[Dataset entries]
start

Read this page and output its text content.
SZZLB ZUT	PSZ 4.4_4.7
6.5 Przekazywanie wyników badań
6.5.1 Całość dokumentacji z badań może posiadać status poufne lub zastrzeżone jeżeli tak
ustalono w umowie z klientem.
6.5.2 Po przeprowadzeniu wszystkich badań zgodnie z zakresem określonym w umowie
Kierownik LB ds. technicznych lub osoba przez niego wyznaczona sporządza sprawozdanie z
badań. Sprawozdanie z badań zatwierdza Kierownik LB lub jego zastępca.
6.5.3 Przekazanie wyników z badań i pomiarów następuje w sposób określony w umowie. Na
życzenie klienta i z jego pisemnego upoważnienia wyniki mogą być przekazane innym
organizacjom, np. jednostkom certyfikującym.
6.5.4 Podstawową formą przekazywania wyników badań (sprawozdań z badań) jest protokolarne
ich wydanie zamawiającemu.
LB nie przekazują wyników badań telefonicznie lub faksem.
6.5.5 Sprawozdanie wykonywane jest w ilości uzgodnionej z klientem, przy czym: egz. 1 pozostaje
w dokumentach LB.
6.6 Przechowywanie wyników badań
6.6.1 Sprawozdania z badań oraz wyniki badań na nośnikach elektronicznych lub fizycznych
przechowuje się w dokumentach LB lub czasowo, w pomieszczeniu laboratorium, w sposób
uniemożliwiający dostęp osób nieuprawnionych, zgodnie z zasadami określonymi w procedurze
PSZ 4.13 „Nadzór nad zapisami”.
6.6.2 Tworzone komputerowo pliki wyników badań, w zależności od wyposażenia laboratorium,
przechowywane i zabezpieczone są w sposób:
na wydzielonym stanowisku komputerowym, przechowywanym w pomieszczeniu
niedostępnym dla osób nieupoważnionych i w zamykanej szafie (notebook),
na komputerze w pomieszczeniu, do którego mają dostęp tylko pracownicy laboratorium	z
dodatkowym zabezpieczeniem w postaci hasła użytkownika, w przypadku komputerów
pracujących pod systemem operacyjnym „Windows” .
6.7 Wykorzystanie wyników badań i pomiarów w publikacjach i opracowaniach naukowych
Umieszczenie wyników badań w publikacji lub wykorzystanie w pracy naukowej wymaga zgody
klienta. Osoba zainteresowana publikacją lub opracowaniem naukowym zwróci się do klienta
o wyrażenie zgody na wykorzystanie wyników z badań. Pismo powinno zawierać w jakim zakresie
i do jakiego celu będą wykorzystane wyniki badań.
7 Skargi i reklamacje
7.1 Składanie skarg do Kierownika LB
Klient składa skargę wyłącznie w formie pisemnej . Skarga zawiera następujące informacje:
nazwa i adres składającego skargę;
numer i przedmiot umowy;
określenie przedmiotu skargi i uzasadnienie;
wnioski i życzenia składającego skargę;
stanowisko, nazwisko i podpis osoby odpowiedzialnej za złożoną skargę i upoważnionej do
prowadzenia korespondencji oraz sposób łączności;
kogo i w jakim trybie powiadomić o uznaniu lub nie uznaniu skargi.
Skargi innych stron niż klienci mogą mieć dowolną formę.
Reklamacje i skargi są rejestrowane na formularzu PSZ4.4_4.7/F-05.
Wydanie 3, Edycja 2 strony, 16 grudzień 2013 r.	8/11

end

> GIVEN PROBLEM
Take every line containing the word "oraz" and copy it.

> ANSWER TO THIS TASK
6.6.1 Sprawozdania z badań oraz wyniki badań na nośnikach elektronicznych lub fizycznych
prowadzenia korespondencji oraz sposób łączności;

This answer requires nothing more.